■ **Written exercise**
Select every line holding the word "Live" and copy it.

### Provided data

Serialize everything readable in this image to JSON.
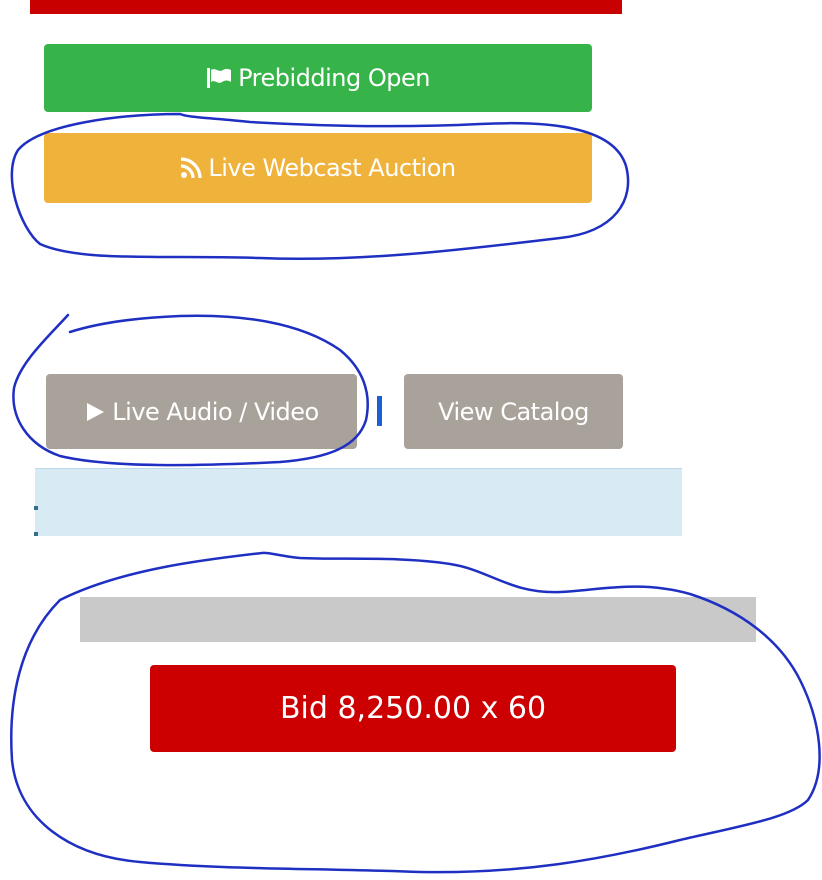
{
  "buttons": {
    "prebidding": {
      "label": "Prebidding Open",
      "icon": "flag-icon",
      "color": "#36b449"
    },
    "webcast": {
      "label": "Live Webcast Auction",
      "icon": "rss-icon",
      "color": "#efb23a"
    },
    "audio_video": {
      "label": "Live Audio / Video",
      "icon": "play-icon",
      "color": "#a9a29b"
    },
    "catalog": {
      "label": "View Catalog",
      "color": "#a9a29b"
    },
    "bid": {
      "label": "Bid 8,250.00 x 60",
      "color": "#cc0000"
    }
  },
  "colors": {
    "top_bar": "#c90000",
    "info_band": "#d8ebf5",
    "gray_strip": "#c9c9c9",
    "annotation_ink": "#1f2fc2"
  }
}
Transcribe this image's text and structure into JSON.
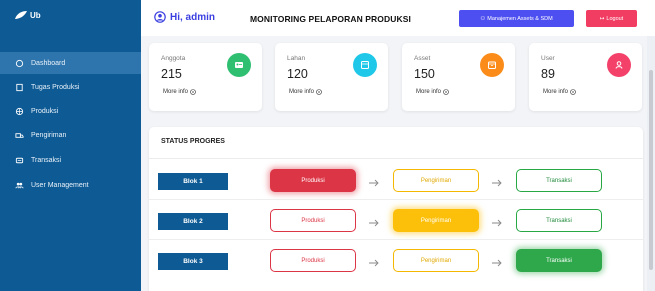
{
  "sidebar": {
    "logo": "Ub",
    "items": [
      {
        "label": "Dashboard",
        "icon": "home-icon",
        "active": true
      },
      {
        "label": "Tugas Produksi",
        "icon": "clipboard-icon",
        "active": false
      },
      {
        "label": "Produksi",
        "icon": "factory-icon",
        "active": false
      },
      {
        "label": "Pengiriman",
        "icon": "truck-icon",
        "active": false
      },
      {
        "label": "Transaksi",
        "icon": "receipt-icon",
        "active": false
      },
      {
        "label": "User Management",
        "icon": "users-icon",
        "active": false
      }
    ]
  },
  "header": {
    "greeting": "Hi, admin",
    "title": "MONITORING PELAPORAN PRODUKSI",
    "assets_button": "Manajemen Assets & SDM",
    "logout_button": "Logout"
  },
  "cards": [
    {
      "label": "Anggota",
      "value": "215",
      "more": "More info",
      "color": "#2fbf71",
      "icon": "user-card-icon"
    },
    {
      "label": "Lahan",
      "value": "120",
      "more": "More info",
      "color": "#1fc8e8",
      "icon": "map-icon"
    },
    {
      "label": "Asset",
      "value": "150",
      "more": "More info",
      "color": "#fb8c1a",
      "icon": "box-icon"
    },
    {
      "label": "User",
      "value": "89",
      "more": "More info",
      "color": "#f3416a",
      "icon": "user-icon"
    }
  ],
  "status": {
    "title": "STATUS PROGRES",
    "stages": [
      "Produksi",
      "Pengiriman",
      "Transaksi"
    ],
    "rows": [
      {
        "blok": "Blok 1",
        "active_stage": "Produksi"
      },
      {
        "blok": "Blok 2",
        "active_stage": "Pengiriman"
      },
      {
        "blok": "Blok 3",
        "active_stage": "Transaksi"
      }
    ]
  },
  "colors": {
    "sidebar_bg": "#0d5a94",
    "accent_blue": "#4e4ff0",
    "logout_red": "#f23d62"
  }
}
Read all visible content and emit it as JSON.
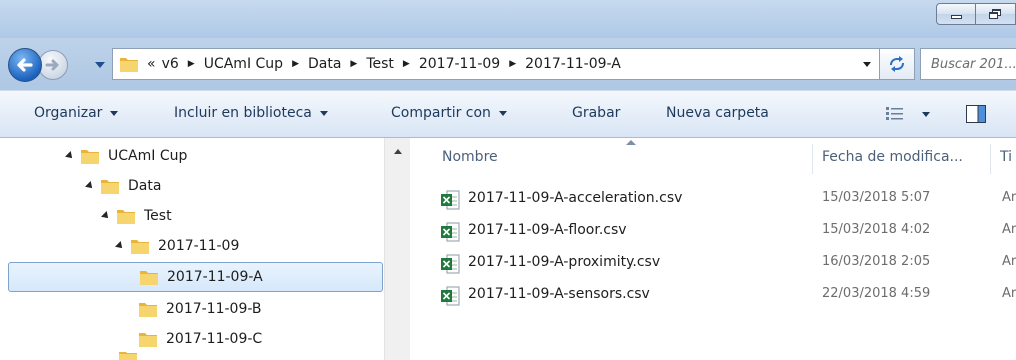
{
  "window": {
    "controls": {
      "minimize_icon": "minimize-icon",
      "restore_icon": "restore-icon"
    }
  },
  "address_bar": {
    "overflow_chevron": "«",
    "breadcrumbs": [
      "v6",
      "UCAmI Cup",
      "Data",
      "Test",
      "2017-11-09",
      "2017-11-09-A"
    ],
    "search_placeholder": "Buscar 201..."
  },
  "toolbar": {
    "organize": "Organizar",
    "include_library": "Incluir en biblioteca",
    "share_with": "Compartir con",
    "burn": "Grabar",
    "new_folder": "Nueva carpeta"
  },
  "nav_tree": [
    {
      "label": "UCAmI Cup",
      "expanded": true,
      "selected": false
    },
    {
      "label": "Data",
      "expanded": true,
      "selected": false
    },
    {
      "label": "Test",
      "expanded": true,
      "selected": false
    },
    {
      "label": "2017-11-09",
      "expanded": true,
      "selected": false
    },
    {
      "label": "2017-11-09-A",
      "expanded": false,
      "selected": true
    },
    {
      "label": "2017-11-09-B",
      "expanded": false,
      "selected": false
    },
    {
      "label": "2017-11-09-C",
      "expanded": false,
      "selected": false
    }
  ],
  "columns": {
    "name": "Nombre",
    "date_modified": "Fecha de modifica...",
    "type": "Ti"
  },
  "files": [
    {
      "name": "2017-11-09-A-acceleration.csv",
      "date": "15/03/2018 5:07",
      "type": "Ar"
    },
    {
      "name": "2017-11-09-A-floor.csv",
      "date": "15/03/2018 4:02",
      "type": "Ar"
    },
    {
      "name": "2017-11-09-A-proximity.csv",
      "date": "16/03/2018 2:05",
      "type": "Ar"
    },
    {
      "name": "2017-11-09-A-sensors.csv",
      "date": "22/03/2018 4:59",
      "type": "Ar"
    }
  ],
  "colors": {
    "selection_border": "#7da2ce",
    "selection_fill": "#d6e8fb",
    "toolbar_text": "#1e395b",
    "folder_yellow": "#f2c94c",
    "excel_green": "#1f7a3d"
  }
}
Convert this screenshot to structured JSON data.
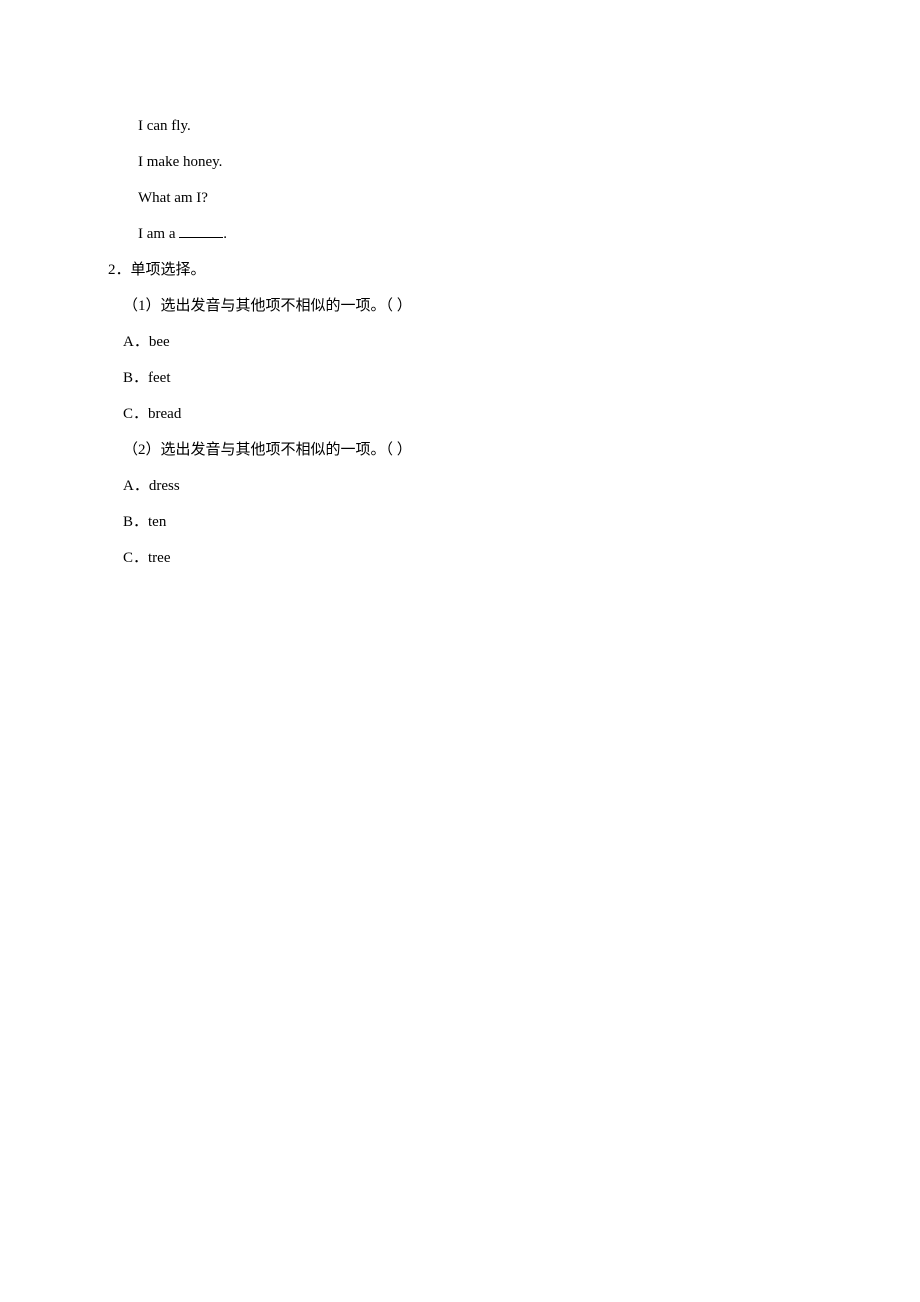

######

■ **The output**
      "label": "Live Webcast Auction",
      "label": "Live Audio / Video",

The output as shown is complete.